#### Input records ####

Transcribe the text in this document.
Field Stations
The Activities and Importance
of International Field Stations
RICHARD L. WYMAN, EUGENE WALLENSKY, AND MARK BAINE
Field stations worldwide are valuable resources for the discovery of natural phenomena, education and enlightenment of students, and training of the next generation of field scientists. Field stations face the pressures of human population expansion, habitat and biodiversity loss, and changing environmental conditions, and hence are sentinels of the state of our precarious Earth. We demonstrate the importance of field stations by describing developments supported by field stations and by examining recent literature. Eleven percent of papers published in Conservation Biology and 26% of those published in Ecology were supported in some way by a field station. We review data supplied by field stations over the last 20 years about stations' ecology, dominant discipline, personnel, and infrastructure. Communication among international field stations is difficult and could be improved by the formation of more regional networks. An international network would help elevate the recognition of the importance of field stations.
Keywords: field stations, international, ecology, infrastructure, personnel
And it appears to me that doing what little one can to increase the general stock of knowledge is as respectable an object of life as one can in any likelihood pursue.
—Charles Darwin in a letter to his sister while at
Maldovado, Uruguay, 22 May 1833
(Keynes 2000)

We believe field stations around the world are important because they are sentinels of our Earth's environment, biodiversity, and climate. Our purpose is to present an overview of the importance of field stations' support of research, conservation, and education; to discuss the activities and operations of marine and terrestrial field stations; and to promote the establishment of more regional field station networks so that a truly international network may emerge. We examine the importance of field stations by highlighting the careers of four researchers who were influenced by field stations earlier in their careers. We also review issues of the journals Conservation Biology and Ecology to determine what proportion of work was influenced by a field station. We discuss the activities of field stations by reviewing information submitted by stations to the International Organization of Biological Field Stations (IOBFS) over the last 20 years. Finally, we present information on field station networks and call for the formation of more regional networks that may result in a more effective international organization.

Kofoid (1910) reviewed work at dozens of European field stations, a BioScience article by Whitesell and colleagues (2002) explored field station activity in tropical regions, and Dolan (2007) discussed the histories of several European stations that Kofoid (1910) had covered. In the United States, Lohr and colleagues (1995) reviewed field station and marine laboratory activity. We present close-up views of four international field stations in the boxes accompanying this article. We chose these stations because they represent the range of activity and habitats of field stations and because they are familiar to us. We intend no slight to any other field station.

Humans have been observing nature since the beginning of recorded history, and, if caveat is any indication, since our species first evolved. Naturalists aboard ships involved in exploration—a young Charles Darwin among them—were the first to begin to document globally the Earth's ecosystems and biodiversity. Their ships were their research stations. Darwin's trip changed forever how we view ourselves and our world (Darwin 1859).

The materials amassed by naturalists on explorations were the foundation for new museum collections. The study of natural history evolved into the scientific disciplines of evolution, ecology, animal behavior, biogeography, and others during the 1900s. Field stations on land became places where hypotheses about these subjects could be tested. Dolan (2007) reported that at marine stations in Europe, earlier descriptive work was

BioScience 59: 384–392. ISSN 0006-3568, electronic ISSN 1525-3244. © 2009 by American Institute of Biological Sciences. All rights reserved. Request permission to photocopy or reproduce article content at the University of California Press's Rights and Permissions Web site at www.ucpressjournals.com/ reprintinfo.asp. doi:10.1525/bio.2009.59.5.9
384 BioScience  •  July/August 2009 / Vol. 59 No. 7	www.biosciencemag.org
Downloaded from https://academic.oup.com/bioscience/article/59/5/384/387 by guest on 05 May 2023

####
#### Input records ####

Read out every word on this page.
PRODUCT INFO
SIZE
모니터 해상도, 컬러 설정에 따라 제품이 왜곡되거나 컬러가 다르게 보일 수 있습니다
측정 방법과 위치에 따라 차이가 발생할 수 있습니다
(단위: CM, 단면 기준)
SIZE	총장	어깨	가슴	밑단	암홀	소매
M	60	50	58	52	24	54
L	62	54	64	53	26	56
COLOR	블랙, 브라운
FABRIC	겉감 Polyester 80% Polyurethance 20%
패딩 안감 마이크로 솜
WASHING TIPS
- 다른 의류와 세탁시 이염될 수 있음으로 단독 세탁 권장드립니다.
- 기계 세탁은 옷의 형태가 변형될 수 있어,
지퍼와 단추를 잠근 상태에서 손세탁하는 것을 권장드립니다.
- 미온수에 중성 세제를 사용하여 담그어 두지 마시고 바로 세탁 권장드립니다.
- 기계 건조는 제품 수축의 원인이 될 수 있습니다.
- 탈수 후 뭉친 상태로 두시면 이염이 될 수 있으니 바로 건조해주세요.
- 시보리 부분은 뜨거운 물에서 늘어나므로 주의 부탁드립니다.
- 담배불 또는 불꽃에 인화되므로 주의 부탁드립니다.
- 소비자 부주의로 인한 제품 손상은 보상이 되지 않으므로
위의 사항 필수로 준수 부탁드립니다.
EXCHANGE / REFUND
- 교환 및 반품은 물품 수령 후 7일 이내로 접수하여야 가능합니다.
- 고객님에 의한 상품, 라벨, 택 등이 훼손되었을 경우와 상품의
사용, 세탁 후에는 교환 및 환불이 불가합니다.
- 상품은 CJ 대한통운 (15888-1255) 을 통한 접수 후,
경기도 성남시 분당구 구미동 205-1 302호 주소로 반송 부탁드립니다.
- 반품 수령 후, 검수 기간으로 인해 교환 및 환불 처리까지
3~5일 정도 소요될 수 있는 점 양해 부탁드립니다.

####

Copy every line above that holds the word "Charles".

—Charles Darwin in a letter to his sister while at
Humans have been observing nature since the beginning of recorded history, and, if caveat is any indication, since our species first evolved. Naturalists aboard ships involved in exploration—a young Charles Darwin among them—were the first to begin to document globally the Earth's ecosystems and biodiversity. Their ships were their research stations. Darwin's trip changed forever how we view ourselves and our world (Darwin 1859).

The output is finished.